Exclude images, then output the remaining data verbatim.
-- -- --
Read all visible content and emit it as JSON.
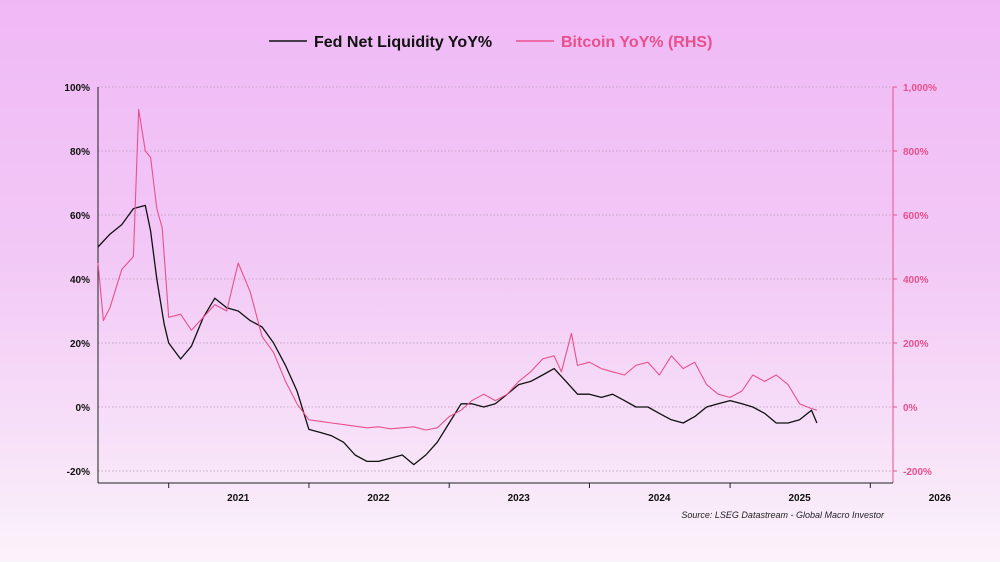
{
  "chart_data": {
    "type": "line",
    "x_axis": {
      "range": [
        "2020-07-01",
        "2026-03-01"
      ],
      "tick_labels": [
        "2021",
        "2022",
        "2023",
        "2024",
        "2025",
        "2026"
      ]
    },
    "y_axis_left": {
      "range": [
        -20,
        100
      ],
      "ticks": [
        100,
        80,
        60,
        40,
        20,
        0,
        -20
      ],
      "tick_labels": [
        "100%",
        "80%",
        "60%",
        "40%",
        "20%",
        "0%",
        "-20%"
      ]
    },
    "y_axis_right": {
      "range": [
        -200,
        1000
      ],
      "ticks": [
        1000,
        800,
        600,
        400,
        200,
        0,
        -200
      ],
      "tick_labels": [
        "1,000%",
        "800%",
        "600%",
        "400%",
        "200%",
        "0%",
        "-200%"
      ]
    },
    "grid": "horizontal dotted",
    "legend_position": "top-center",
    "series": [
      {
        "name": "Fed Net Liquidity YoY%",
        "axis": "left",
        "color": "#111111",
        "points": [
          [
            "2020-07-01",
            50
          ],
          [
            "2020-08-01",
            54
          ],
          [
            "2020-09-01",
            57
          ],
          [
            "2020-10-01",
            62
          ],
          [
            "2020-11-01",
            63
          ],
          [
            "2020-11-15",
            55
          ],
          [
            "2020-12-01",
            40
          ],
          [
            "2020-12-20",
            26
          ],
          [
            "2021-01-01",
            20
          ],
          [
            "2021-02-01",
            15
          ],
          [
            "2021-03-01",
            19
          ],
          [
            "2021-04-01",
            28
          ],
          [
            "2021-05-01",
            34
          ],
          [
            "2021-06-01",
            31
          ],
          [
            "2021-07-01",
            30
          ],
          [
            "2021-08-01",
            27
          ],
          [
            "2021-09-01",
            25
          ],
          [
            "2021-10-01",
            20
          ],
          [
            "2021-11-01",
            13
          ],
          [
            "2021-12-01",
            5
          ],
          [
            "2022-01-01",
            -7
          ],
          [
            "2022-02-01",
            -8
          ],
          [
            "2022-03-01",
            -9
          ],
          [
            "2022-04-01",
            -11
          ],
          [
            "2022-05-01",
            -15
          ],
          [
            "2022-06-01",
            -17
          ],
          [
            "2022-07-01",
            -17
          ],
          [
            "2022-08-01",
            -16
          ],
          [
            "2022-09-01",
            -15
          ],
          [
            "2022-10-01",
            -18
          ],
          [
            "2022-11-01",
            -15
          ],
          [
            "2022-12-01",
            -11
          ],
          [
            "2023-01-01",
            -5
          ],
          [
            "2023-02-01",
            1
          ],
          [
            "2023-03-01",
            1
          ],
          [
            "2023-04-01",
            0
          ],
          [
            "2023-05-01",
            1
          ],
          [
            "2023-06-01",
            4
          ],
          [
            "2023-07-01",
            7
          ],
          [
            "2023-08-01",
            8
          ],
          [
            "2023-09-01",
            10
          ],
          [
            "2023-10-01",
            12
          ],
          [
            "2023-11-01",
            8
          ],
          [
            "2023-12-01",
            4
          ],
          [
            "2024-01-01",
            4
          ],
          [
            "2024-02-01",
            3
          ],
          [
            "2024-03-01",
            4
          ],
          [
            "2024-04-01",
            2
          ],
          [
            "2024-05-01",
            0
          ],
          [
            "2024-06-01",
            0
          ],
          [
            "2024-07-01",
            -2
          ],
          [
            "2024-08-01",
            -4
          ],
          [
            "2024-09-01",
            -5
          ],
          [
            "2024-10-01",
            -3
          ],
          [
            "2024-11-01",
            0
          ],
          [
            "2024-12-01",
            1
          ],
          [
            "2025-01-01",
            2
          ],
          [
            "2025-02-01",
            1
          ],
          [
            "2025-03-01",
            0
          ],
          [
            "2025-04-01",
            -2
          ],
          [
            "2025-05-01",
            -5
          ],
          [
            "2025-06-01",
            -5
          ],
          [
            "2025-07-01",
            -4
          ],
          [
            "2025-08-01",
            -1
          ],
          [
            "2025-08-15",
            -5
          ]
        ]
      },
      {
        "name": "Bitcoin YoY% (RHS)",
        "axis": "right",
        "color": "#e8508c",
        "points": [
          [
            "2020-07-01",
            450
          ],
          [
            "2020-07-15",
            270
          ],
          [
            "2020-08-01",
            310
          ],
          [
            "2020-09-01",
            430
          ],
          [
            "2020-10-01",
            470
          ],
          [
            "2020-10-15",
            930
          ],
          [
            "2020-11-01",
            800
          ],
          [
            "2020-11-15",
            780
          ],
          [
            "2020-12-01",
            620
          ],
          [
            "2020-12-15",
            560
          ],
          [
            "2021-01-01",
            280
          ],
          [
            "2021-02-01",
            290
          ],
          [
            "2021-03-01",
            240
          ],
          [
            "2021-04-01",
            280
          ],
          [
            "2021-05-01",
            320
          ],
          [
            "2021-06-01",
            300
          ],
          [
            "2021-07-01",
            450
          ],
          [
            "2021-08-01",
            360
          ],
          [
            "2021-09-01",
            220
          ],
          [
            "2021-10-01",
            170
          ],
          [
            "2021-11-01",
            80
          ],
          [
            "2021-12-01",
            10
          ],
          [
            "2022-01-01",
            -40
          ],
          [
            "2022-02-01",
            -45
          ],
          [
            "2022-03-01",
            -50
          ],
          [
            "2022-04-01",
            -55
          ],
          [
            "2022-05-01",
            -60
          ],
          [
            "2022-06-01",
            -65
          ],
          [
            "2022-07-01",
            -62
          ],
          [
            "2022-08-01",
            -68
          ],
          [
            "2022-09-01",
            -65
          ],
          [
            "2022-10-01",
            -62
          ],
          [
            "2022-11-01",
            -72
          ],
          [
            "2022-12-01",
            -65
          ],
          [
            "2023-01-01",
            -30
          ],
          [
            "2023-02-01",
            -10
          ],
          [
            "2023-03-01",
            20
          ],
          [
            "2023-04-01",
            40
          ],
          [
            "2023-05-01",
            20
          ],
          [
            "2023-06-01",
            40
          ],
          [
            "2023-07-01",
            80
          ],
          [
            "2023-08-01",
            110
          ],
          [
            "2023-09-01",
            150
          ],
          [
            "2023-10-01",
            160
          ],
          [
            "2023-10-20",
            110
          ],
          [
            "2023-11-15",
            230
          ],
          [
            "2023-12-01",
            130
          ],
          [
            "2024-01-01",
            140
          ],
          [
            "2024-02-01",
            120
          ],
          [
            "2024-03-01",
            110
          ],
          [
            "2024-04-01",
            100
          ],
          [
            "2024-05-01",
            130
          ],
          [
            "2024-06-01",
            140
          ],
          [
            "2024-07-01",
            100
          ],
          [
            "2024-08-01",
            160
          ],
          [
            "2024-09-01",
            120
          ],
          [
            "2024-10-01",
            140
          ],
          [
            "2024-11-01",
            70
          ],
          [
            "2024-12-01",
            40
          ],
          [
            "2025-01-01",
            30
          ],
          [
            "2025-02-01",
            50
          ],
          [
            "2025-03-01",
            100
          ],
          [
            "2025-04-01",
            80
          ],
          [
            "2025-05-01",
            100
          ],
          [
            "2025-06-01",
            70
          ],
          [
            "2025-07-01",
            10
          ],
          [
            "2025-08-01",
            -5
          ],
          [
            "2025-08-15",
            -10
          ]
        ]
      }
    ],
    "source": "Source: LSEG Datastream - Global Macro Investor"
  }
}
-- -- --
RESPONSE TO THIS EXERCISE:
Read all visible content and emit it as JSON.
{
  "chart_data": {
    "type": "line",
    "x_axis": {
      "range": [
        "2020-07-01",
        "2026-03-01"
      ],
      "tick_labels": [
        "2021",
        "2022",
        "2023",
        "2024",
        "2025",
        "2026"
      ]
    },
    "y_axis_left": {
      "range": [
        -20,
        100
      ],
      "ticks": [
        100,
        80,
        60,
        40,
        20,
        0,
        -20
      ],
      "tick_labels": [
        "100%",
        "80%",
        "60%",
        "40%",
        "20%",
        "0%",
        "-20%"
      ]
    },
    "y_axis_right": {
      "range": [
        -200,
        1000
      ],
      "ticks": [
        1000,
        800,
        600,
        400,
        200,
        0,
        -200
      ],
      "tick_labels": [
        "1,000%",
        "800%",
        "600%",
        "400%",
        "200%",
        "0%",
        "-200%"
      ]
    },
    "grid": "horizontal dotted",
    "legend_position": "top-center",
    "series": [
      {
        "name": "Fed Net Liquidity YoY%",
        "axis": "left",
        "color": "#111111",
        "points": [
          [
            "2020-07-01",
            50
          ],
          [
            "2020-08-01",
            54
          ],
          [
            "2020-09-01",
            57
          ],
          [
            "2020-10-01",
            62
          ],
          [
            "2020-11-01",
            63
          ],
          [
            "2020-11-15",
            55
          ],
          [
            "2020-12-01",
            40
          ],
          [
            "2020-12-20",
            26
          ],
          [
            "2021-01-01",
            20
          ],
          [
            "2021-02-01",
            15
          ],
          [
            "2021-03-01",
            19
          ],
          [
            "2021-04-01",
            28
          ],
          [
            "2021-05-01",
            34
          ],
          [
            "2021-06-01",
            31
          ],
          [
            "2021-07-01",
            30
          ],
          [
            "2021-08-01",
            27
          ],
          [
            "2021-09-01",
            25
          ],
          [
            "2021-10-01",
            20
          ],
          [
            "2021-11-01",
            13
          ],
          [
            "2021-12-01",
            5
          ],
          [
            "2022-01-01",
            -7
          ],
          [
            "2022-02-01",
            -8
          ],
          [
            "2022-03-01",
            -9
          ],
          [
            "2022-04-01",
            -11
          ],
          [
            "2022-05-01",
            -15
          ],
          [
            "2022-06-01",
            -17
          ],
          [
            "2022-07-01",
            -17
          ],
          [
            "2022-08-01",
            -16
          ],
          [
            "2022-09-01",
            -15
          ],
          [
            "2022-10-01",
            -18
          ],
          [
            "2022-11-01",
            -15
          ],
          [
            "2022-12-01",
            -11
          ],
          [
            "2023-01-01",
            -5
          ],
          [
            "2023-02-01",
            1
          ],
          [
            "2023-03-01",
            1
          ],
          [
            "2023-04-01",
            0
          ],
          [
            "2023-05-01",
            1
          ],
          [
            "2023-06-01",
            4
          ],
          [
            "2023-07-01",
            7
          ],
          [
            "2023-08-01",
            8
          ],
          [
            "2023-09-01",
            10
          ],
          [
            "2023-10-01",
            12
          ],
          [
            "2023-11-01",
            8
          ],
          [
            "2023-12-01",
            4
          ],
          [
            "2024-01-01",
            4
          ],
          [
            "2024-02-01",
            3
          ],
          [
            "2024-03-01",
            4
          ],
          [
            "2024-04-01",
            2
          ],
          [
            "2024-05-01",
            0
          ],
          [
            "2024-06-01",
            0
          ],
          [
            "2024-07-01",
            -2
          ],
          [
            "2024-08-01",
            -4
          ],
          [
            "2024-09-01",
            -5
          ],
          [
            "2024-10-01",
            -3
          ],
          [
            "2024-11-01",
            0
          ],
          [
            "2024-12-01",
            1
          ],
          [
            "2025-01-01",
            2
          ],
          [
            "2025-02-01",
            1
          ],
          [
            "2025-03-01",
            0
          ],
          [
            "2025-04-01",
            -2
          ],
          [
            "2025-05-01",
            -5
          ],
          [
            "2025-06-01",
            -5
          ],
          [
            "2025-07-01",
            -4
          ],
          [
            "2025-08-01",
            -1
          ],
          [
            "2025-08-15",
            -5
          ]
        ]
      },
      {
        "name": "Bitcoin YoY% (RHS)",
        "axis": "right",
        "color": "#e8508c",
        "points": [
          [
            "2020-07-01",
            450
          ],
          [
            "2020-07-15",
            270
          ],
          [
            "2020-08-01",
            310
          ],
          [
            "2020-09-01",
            430
          ],
          [
            "2020-10-01",
            470
          ],
          [
            "2020-10-15",
            930
          ],
          [
            "2020-11-01",
            800
          ],
          [
            "2020-11-15",
            780
          ],
          [
            "2020-12-01",
            620
          ],
          [
            "2020-12-15",
            560
          ],
          [
            "2021-01-01",
            280
          ],
          [
            "2021-02-01",
            290
          ],
          [
            "2021-03-01",
            240
          ],
          [
            "2021-04-01",
            280
          ],
          [
            "2021-05-01",
            320
          ],
          [
            "2021-06-01",
            300
          ],
          [
            "2021-07-01",
            450
          ],
          [
            "2021-08-01",
            360
          ],
          [
            "2021-09-01",
            220
          ],
          [
            "2021-10-01",
            170
          ],
          [
            "2021-11-01",
            80
          ],
          [
            "2021-12-01",
            10
          ],
          [
            "2022-01-01",
            -40
          ],
          [
            "2022-02-01",
            -45
          ],
          [
            "2022-03-01",
            -50
          ],
          [
            "2022-04-01",
            -55
          ],
          [
            "2022-05-01",
            -60
          ],
          [
            "2022-06-01",
            -65
          ],
          [
            "2022-07-01",
            -62
          ],
          [
            "2022-08-01",
            -68
          ],
          [
            "2022-09-01",
            -65
          ],
          [
            "2022-10-01",
            -62
          ],
          [
            "2022-11-01",
            -72
          ],
          [
            "2022-12-01",
            -65
          ],
          [
            "2023-01-01",
            -30
          ],
          [
            "2023-02-01",
            -10
          ],
          [
            "2023-03-01",
            20
          ],
          [
            "2023-04-01",
            40
          ],
          [
            "2023-05-01",
            20
          ],
          [
            "2023-06-01",
            40
          ],
          [
            "2023-07-01",
            80
          ],
          [
            "2023-08-01",
            110
          ],
          [
            "2023-09-01",
            150
          ],
          [
            "2023-10-01",
            160
          ],
          [
            "2023-10-20",
            110
          ],
          [
            "2023-11-15",
            230
          ],
          [
            "2023-12-01",
            130
          ],
          [
            "2024-01-01",
            140
          ],
          [
            "2024-02-01",
            120
          ],
          [
            "2024-03-01",
            110
          ],
          [
            "2024-04-01",
            100
          ],
          [
            "2024-05-01",
            130
          ],
          [
            "2024-06-01",
            140
          ],
          [
            "2024-07-01",
            100
          ],
          [
            "2024-08-01",
            160
          ],
          [
            "2024-09-01",
            120
          ],
          [
            "2024-10-01",
            140
          ],
          [
            "2024-11-01",
            70
          ],
          [
            "2024-12-01",
            40
          ],
          [
            "2025-01-01",
            30
          ],
          [
            "2025-02-01",
            50
          ],
          [
            "2025-03-01",
            100
          ],
          [
            "2025-04-01",
            80
          ],
          [
            "2025-05-01",
            100
          ],
          [
            "2025-06-01",
            70
          ],
          [
            "2025-07-01",
            10
          ],
          [
            "2025-08-01",
            -5
          ],
          [
            "2025-08-15",
            -10
          ]
        ]
      }
    ],
    "source": "Source: LSEG Datastream - Global Macro Investor"
  }
}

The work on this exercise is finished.